-- begin --

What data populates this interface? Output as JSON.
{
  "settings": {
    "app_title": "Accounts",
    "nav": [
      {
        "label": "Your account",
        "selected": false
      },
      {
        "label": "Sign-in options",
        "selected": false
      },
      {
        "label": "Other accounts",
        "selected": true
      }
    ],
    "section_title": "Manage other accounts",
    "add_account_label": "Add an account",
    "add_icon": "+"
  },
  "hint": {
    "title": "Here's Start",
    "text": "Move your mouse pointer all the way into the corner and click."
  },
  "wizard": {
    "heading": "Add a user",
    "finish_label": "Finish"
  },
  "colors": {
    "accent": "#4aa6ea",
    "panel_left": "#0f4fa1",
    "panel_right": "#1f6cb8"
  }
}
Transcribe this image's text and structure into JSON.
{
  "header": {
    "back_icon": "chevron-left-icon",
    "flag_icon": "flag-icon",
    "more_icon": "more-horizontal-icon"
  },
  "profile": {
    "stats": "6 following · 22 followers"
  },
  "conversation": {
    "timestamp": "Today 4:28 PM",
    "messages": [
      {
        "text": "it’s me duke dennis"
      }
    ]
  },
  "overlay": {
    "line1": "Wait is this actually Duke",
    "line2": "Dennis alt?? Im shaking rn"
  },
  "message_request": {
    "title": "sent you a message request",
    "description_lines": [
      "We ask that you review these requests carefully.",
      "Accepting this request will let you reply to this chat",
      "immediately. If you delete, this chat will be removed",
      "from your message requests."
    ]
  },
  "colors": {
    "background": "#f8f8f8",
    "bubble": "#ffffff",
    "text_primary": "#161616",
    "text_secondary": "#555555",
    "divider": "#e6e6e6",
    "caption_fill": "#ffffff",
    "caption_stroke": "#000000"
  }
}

-- end --
-- begin --

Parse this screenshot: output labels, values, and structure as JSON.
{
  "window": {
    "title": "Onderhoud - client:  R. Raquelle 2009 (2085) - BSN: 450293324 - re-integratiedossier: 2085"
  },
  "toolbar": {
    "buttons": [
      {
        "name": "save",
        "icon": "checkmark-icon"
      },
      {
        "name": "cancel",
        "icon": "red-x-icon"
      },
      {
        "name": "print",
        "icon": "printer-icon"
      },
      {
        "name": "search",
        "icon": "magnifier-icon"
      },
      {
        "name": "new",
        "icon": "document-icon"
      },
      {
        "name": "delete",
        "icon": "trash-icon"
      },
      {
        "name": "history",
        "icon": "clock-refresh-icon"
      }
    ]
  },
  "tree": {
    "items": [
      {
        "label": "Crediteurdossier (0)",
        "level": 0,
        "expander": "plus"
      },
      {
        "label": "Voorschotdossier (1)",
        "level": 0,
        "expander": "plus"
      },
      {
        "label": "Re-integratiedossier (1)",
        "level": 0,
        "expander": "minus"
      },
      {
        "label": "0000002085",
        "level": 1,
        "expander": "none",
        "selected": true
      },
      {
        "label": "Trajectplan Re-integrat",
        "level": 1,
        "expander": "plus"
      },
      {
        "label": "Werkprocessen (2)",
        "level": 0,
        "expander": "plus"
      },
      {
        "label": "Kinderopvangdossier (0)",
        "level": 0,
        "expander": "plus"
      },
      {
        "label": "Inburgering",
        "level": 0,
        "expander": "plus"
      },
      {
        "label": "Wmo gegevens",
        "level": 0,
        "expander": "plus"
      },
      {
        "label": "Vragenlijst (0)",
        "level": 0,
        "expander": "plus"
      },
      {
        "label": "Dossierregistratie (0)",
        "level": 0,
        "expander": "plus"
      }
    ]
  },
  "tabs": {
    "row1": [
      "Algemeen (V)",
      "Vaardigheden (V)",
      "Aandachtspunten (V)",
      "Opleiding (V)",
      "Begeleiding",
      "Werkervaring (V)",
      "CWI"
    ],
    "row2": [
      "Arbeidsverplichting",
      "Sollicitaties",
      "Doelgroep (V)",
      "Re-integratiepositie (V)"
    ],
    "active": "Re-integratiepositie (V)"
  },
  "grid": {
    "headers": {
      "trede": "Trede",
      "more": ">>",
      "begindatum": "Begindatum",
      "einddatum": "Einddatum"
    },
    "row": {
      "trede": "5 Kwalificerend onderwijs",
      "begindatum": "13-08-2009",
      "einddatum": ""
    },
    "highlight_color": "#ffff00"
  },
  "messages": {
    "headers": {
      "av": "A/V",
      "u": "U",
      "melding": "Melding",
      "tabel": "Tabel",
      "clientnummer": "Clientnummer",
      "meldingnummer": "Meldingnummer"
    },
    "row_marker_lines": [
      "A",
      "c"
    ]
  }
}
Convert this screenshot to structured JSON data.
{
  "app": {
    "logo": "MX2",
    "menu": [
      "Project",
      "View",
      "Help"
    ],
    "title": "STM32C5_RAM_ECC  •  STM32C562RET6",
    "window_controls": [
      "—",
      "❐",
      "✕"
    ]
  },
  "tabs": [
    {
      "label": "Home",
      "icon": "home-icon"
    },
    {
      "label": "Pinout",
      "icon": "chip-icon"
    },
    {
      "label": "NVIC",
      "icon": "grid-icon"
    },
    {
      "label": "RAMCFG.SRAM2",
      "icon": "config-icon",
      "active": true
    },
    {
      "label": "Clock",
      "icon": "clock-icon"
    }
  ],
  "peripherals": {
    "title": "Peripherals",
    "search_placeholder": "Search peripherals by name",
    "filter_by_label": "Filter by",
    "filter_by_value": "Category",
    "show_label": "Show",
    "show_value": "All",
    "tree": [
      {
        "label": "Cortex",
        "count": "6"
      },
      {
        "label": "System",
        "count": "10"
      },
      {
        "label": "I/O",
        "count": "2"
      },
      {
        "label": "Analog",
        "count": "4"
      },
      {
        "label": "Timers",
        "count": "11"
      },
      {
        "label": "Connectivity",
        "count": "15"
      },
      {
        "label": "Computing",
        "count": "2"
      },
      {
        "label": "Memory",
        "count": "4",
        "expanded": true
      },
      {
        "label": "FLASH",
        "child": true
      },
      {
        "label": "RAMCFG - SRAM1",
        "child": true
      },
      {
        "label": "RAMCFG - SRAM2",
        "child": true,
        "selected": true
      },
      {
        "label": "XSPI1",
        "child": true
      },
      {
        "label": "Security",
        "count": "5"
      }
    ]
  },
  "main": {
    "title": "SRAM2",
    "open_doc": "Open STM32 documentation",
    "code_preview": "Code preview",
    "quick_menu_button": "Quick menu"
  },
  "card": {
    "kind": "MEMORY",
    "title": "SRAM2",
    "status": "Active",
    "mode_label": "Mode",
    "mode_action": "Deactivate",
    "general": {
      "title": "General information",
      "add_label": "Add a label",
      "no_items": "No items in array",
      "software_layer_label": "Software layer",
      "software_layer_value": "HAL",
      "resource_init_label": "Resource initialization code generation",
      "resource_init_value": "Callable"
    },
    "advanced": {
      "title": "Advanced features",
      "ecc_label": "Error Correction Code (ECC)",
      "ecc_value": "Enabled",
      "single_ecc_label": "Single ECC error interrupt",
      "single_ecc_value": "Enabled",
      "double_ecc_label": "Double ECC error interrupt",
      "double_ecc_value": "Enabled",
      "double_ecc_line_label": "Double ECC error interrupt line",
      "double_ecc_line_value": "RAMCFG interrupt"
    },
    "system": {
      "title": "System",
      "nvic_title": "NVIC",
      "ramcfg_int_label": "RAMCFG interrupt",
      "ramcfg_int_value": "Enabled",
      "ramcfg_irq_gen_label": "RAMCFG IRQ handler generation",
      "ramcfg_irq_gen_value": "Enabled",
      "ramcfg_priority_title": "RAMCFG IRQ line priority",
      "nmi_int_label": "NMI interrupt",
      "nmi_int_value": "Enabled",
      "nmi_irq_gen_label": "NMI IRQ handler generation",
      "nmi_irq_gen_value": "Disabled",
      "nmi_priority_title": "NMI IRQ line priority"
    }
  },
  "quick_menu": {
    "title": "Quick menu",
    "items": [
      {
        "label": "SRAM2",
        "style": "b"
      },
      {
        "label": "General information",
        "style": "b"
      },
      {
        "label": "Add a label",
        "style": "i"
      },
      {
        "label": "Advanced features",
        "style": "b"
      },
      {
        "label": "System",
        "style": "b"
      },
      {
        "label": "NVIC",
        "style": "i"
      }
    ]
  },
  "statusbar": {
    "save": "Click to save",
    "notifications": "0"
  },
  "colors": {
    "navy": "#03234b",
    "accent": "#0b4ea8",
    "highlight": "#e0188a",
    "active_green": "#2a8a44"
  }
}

-- end --
-- begin --

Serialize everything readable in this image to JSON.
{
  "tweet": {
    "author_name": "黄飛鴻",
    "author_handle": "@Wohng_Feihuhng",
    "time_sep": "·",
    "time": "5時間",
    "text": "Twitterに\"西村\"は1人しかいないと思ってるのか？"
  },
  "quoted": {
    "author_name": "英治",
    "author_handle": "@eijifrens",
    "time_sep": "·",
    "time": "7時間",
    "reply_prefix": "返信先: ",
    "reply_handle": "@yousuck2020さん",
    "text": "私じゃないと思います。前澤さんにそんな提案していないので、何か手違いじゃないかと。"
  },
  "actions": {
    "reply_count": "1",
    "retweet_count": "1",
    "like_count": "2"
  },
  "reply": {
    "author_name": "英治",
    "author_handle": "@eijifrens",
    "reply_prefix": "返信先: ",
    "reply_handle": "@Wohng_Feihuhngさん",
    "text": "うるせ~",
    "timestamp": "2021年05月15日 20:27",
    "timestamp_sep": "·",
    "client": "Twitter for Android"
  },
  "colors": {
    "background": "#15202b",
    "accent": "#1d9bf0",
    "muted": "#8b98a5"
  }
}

-- end --

**Exercise directions**
Gather each line of the listing containing the word "integratiedossier" and show it.

**Answer**
    "title": "Onderhoud - client:  R. Raquelle 2009 (2085) - BSN: 450293324 - re-integratiedossier: 2085"
        "label": "Re-integratiedossier (1)",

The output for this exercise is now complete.